#### GIVEN EXERCISE:
Select and copy out every line in the records containing "from".

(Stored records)
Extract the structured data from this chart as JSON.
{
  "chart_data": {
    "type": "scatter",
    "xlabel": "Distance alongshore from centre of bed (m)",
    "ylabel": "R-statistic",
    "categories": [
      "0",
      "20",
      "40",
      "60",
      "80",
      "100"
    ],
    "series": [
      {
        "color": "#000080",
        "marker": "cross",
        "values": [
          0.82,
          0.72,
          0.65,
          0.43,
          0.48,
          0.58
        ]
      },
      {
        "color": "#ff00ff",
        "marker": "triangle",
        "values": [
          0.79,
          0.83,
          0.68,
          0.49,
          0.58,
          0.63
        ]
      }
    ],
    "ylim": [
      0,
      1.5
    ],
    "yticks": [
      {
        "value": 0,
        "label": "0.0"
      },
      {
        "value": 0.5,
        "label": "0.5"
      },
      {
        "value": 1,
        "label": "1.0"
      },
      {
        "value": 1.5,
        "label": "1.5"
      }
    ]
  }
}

* * *

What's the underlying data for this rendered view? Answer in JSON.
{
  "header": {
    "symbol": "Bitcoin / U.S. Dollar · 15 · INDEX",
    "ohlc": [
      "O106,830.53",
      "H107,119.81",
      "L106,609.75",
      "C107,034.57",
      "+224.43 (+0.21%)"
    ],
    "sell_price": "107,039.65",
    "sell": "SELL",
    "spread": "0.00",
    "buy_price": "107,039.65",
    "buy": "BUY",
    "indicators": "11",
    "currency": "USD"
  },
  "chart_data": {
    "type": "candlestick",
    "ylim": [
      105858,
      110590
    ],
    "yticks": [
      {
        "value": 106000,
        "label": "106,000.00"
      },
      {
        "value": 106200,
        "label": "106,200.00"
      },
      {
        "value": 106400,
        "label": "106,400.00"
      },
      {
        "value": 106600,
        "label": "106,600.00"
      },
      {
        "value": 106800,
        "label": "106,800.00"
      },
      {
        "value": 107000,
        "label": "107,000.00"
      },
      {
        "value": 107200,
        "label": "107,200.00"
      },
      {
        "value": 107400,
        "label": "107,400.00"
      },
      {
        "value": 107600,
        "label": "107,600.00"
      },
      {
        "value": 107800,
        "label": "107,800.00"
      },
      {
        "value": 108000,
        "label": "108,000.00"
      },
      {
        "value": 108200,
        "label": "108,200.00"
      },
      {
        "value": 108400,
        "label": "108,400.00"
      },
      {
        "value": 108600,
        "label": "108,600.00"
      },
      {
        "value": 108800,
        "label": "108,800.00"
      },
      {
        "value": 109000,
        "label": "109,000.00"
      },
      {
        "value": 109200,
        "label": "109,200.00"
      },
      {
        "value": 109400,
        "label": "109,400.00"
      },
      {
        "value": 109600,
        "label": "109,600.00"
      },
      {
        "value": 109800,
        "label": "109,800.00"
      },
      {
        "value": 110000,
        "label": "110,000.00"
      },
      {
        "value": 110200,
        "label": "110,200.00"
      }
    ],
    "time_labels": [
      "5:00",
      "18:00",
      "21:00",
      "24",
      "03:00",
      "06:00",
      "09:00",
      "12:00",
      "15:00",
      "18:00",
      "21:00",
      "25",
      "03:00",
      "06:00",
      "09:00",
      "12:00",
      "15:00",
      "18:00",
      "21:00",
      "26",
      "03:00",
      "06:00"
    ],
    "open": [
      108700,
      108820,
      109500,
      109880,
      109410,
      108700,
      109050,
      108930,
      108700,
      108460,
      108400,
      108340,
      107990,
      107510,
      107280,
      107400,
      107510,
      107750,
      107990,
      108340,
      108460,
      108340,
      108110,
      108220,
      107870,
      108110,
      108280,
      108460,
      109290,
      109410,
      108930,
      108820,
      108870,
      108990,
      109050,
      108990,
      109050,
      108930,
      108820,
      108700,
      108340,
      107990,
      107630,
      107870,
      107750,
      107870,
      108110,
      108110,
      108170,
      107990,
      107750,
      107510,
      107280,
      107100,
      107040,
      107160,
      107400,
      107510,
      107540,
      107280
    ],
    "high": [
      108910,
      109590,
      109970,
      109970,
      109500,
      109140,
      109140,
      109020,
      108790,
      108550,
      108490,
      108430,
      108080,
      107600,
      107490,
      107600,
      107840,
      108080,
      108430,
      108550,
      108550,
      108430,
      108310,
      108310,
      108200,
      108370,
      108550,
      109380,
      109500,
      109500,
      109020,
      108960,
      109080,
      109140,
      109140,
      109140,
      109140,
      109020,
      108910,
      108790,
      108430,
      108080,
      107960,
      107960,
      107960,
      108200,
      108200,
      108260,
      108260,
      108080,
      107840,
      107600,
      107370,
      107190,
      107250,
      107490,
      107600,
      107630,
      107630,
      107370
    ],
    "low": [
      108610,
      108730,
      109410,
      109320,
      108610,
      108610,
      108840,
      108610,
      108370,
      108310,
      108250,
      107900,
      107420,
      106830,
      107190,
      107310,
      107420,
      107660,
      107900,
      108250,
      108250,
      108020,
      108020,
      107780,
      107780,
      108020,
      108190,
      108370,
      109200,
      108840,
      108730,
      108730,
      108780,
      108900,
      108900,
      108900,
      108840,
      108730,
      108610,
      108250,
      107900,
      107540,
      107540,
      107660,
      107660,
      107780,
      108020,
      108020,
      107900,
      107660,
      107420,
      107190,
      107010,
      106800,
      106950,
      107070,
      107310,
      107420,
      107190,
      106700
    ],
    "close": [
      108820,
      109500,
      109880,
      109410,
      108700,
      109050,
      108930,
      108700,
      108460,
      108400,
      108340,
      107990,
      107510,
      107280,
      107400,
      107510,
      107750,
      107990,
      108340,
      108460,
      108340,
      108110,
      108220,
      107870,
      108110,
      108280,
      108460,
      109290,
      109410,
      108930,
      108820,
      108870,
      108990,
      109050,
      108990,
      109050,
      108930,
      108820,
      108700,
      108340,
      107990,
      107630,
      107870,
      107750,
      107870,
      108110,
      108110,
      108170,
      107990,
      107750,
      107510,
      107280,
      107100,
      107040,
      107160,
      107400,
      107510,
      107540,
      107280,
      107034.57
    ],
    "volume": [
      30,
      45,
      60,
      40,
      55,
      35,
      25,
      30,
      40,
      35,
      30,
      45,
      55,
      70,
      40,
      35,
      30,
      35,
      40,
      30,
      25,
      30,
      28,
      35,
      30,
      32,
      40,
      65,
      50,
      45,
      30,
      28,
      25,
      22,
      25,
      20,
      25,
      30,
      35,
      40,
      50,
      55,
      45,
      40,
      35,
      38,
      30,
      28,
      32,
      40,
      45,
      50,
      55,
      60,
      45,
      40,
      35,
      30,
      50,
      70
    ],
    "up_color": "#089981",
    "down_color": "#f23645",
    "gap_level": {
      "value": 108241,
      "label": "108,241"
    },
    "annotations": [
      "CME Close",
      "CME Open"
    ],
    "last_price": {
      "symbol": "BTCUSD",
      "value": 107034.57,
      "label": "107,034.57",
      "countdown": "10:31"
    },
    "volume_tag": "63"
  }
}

#### RESULT OF THE EXERCISE:
Extract the structured data from this chart as JSON.
    "xlabel": "Distance alongshore from centre of bed (m)",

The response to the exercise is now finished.